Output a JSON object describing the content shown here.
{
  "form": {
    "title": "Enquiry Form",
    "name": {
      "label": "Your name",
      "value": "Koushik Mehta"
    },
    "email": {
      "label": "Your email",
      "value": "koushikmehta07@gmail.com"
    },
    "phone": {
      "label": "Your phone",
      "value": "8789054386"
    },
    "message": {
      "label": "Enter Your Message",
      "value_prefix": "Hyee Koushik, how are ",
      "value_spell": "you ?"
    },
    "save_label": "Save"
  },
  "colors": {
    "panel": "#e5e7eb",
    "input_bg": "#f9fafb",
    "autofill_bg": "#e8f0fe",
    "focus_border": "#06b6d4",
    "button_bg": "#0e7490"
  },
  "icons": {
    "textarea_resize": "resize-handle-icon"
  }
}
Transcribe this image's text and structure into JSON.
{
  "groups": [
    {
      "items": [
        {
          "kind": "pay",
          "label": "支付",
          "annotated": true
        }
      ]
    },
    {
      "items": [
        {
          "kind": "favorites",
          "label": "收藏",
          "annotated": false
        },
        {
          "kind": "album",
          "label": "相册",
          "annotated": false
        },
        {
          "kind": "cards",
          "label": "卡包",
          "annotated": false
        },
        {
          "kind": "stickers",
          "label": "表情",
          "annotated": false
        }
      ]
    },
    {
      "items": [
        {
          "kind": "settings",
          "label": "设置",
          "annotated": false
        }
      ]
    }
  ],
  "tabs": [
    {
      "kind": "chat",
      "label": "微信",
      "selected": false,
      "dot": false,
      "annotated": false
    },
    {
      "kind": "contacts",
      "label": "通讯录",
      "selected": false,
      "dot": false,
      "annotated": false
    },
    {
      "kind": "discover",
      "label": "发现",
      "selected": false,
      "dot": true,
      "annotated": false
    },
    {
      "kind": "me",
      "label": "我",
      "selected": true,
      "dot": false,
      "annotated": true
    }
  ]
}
- - - - -
Return the entries in full, keeping every line exactly as it is.

PROBLEM SOLUTION:
Output a JSON object describing the content shown here.
{
  "form": {
    "title": "Enquiry Form",
    "name": {
      "label": "Your name",
      "value": "Koushik Mehta"
    },
    "email": {
      "label": "Your email",
      "value": "koushikmehta07@gmail.com"
    },
    "phone": {
      "label": "Your phone",
      "value": "8789054386"
    },
    "message": {
      "label": "Enter Your Message",
      "value_prefix": "Hyee Koushik, how are ",
      "value_spell": "you ?"
    },
    "save_label": "Save"
  },
  "colors": {
    "panel": "#e5e7eb",
    "input_bg": "#f9fafb",
    "autofill_bg": "#e8f0fe",
    "focus_border": "#06b6d4",
    "button_bg": "#0e7490"
  },
  "icons": {
    "textarea_resize": "resize-handle-icon"
  }
}
Transcribe this image's text and structure into JSON.
{
  "groups": [
    {
      "items": [
        {
          "kind": "pay",
          "label": "支付",
          "annotated": true
        }
      ]
    },
    {
      "items": [
        {
          "kind": "favorites",
          "label": "收藏",
          "annotated": false
        },
        {
          "kind": "album",
          "label": "相册",
          "annotated": false
        },
        {
          "kind": "cards",
          "label": "卡包",
          "annotated": false
        },
        {
          "kind": "stickers",
          "label": "表情",
          "annotated": false
        }
      ]
    },
    {
      "items": [
        {
          "kind": "settings",
          "label": "设置",
          "annotated": false
        }
      ]
    }
  ],
  "tabs": [
    {
      "kind": "chat",
      "label": "微信",
      "selected": false,
      "dot": false,
      "annotated": false
    },
    {
      "kind": "contacts",
      "label": "通讯录",
      "selected": false,
      "dot": false,
      "annotated": false
    },
    {
      "kind": "discover",
      "label": "发现",
      "selected": false,
      "dot": true,
      "annotated": false
    },
    {
      "kind": "me",
      "label": "我",
      "selected": true,
      "dot": false,
      "annotated": true
    }
  ]
}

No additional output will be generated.